Task to complete
Word for word, and with pictures excluded, copy out all the records that follow.

*** Opening of The data ***

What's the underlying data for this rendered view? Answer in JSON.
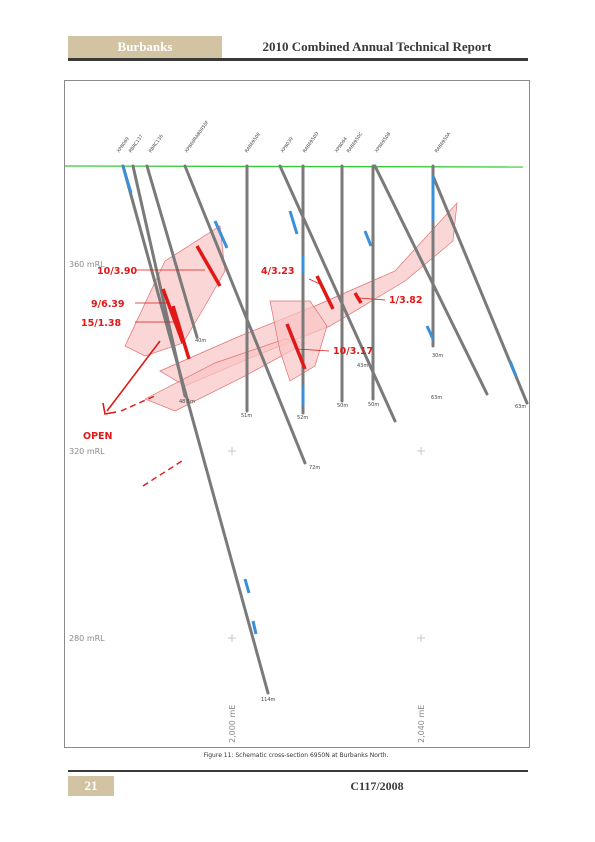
{
  "header": {
    "left_title": "Burbanks",
    "right_title": "2010 Combined Annual Technical Report"
  },
  "figure": {
    "caption": "Figure 11: Schematic cross-section 6950N at Burbanks North.",
    "rl_labels": [
      "360 mRL",
      "320 mRL",
      "280 mRL"
    ],
    "easting_labels": [
      "2,000 mE",
      "2,040 mE"
    ],
    "hole_names": [
      "XPN069",
      "RBRC137",
      "RBRC136",
      "XPN68RAB0950F",
      "RAB6950E",
      "XPN039",
      "RAB6950D",
      "XPN064",
      "RAB6950C",
      "XPN6950B",
      "RAB6950A"
    ],
    "depth_labels": [
      "40m",
      "48.5m",
      "51m",
      "52m",
      "50m",
      "50m",
      "30m",
      "63m",
      "63m",
      "72m",
      "43m",
      "114m"
    ],
    "intercepts": [
      "10/3.90",
      "9/6.39",
      "15/1.38",
      "4/3.23",
      "1/3.82",
      "10/3.17"
    ],
    "open_label": "OPEN",
    "colors": {
      "trace": "#7a7a7a",
      "assay": "#3a8fd8",
      "surface": "#33cc33",
      "zone_fill": "#f9c4c4",
      "zone_line": "#e07070",
      "intercept": "#e01818"
    }
  },
  "footer": {
    "page_number": "21",
    "reference": "C117/2008"
  }
}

*** Close of The data ***

Solution to the exercise
What's the underlying data for this rendered view? Answer in JSON.
{
  "header": {
    "left_title": "Burbanks",
    "right_title": "2010 Combined Annual Technical Report"
  },
  "figure": {
    "caption": "Figure 11: Schematic cross-section 6950N at Burbanks North.",
    "rl_labels": [
      "360 mRL",
      "320 mRL",
      "280 mRL"
    ],
    "easting_labels": [
      "2,000 mE",
      "2,040 mE"
    ],
    "hole_names": [
      "XPN069",
      "RBRC137",
      "RBRC136",
      "XPN68RAB0950F",
      "RAB6950E",
      "XPN039",
      "RAB6950D",
      "XPN064",
      "RAB6950C",
      "XPN6950B",
      "RAB6950A"
    ],
    "depth_labels": [
      "40m",
      "48.5m",
      "51m",
      "52m",
      "50m",
      "50m",
      "30m",
      "63m",
      "63m",
      "72m",
      "43m",
      "114m"
    ],
    "intercepts": [
      "10/3.90",
      "9/6.39",
      "15/1.38",
      "4/3.23",
      "1/3.82",
      "10/3.17"
    ],
    "open_label": "OPEN",
    "colors": {
      "trace": "#7a7a7a",
      "assay": "#3a8fd8",
      "surface": "#33cc33",
      "zone_fill": "#f9c4c4",
      "zone_line": "#e07070",
      "intercept": "#e01818"
    }
  },
  "footer": {
    "page_number": "21",
    "reference": "C117/2008"
  }
}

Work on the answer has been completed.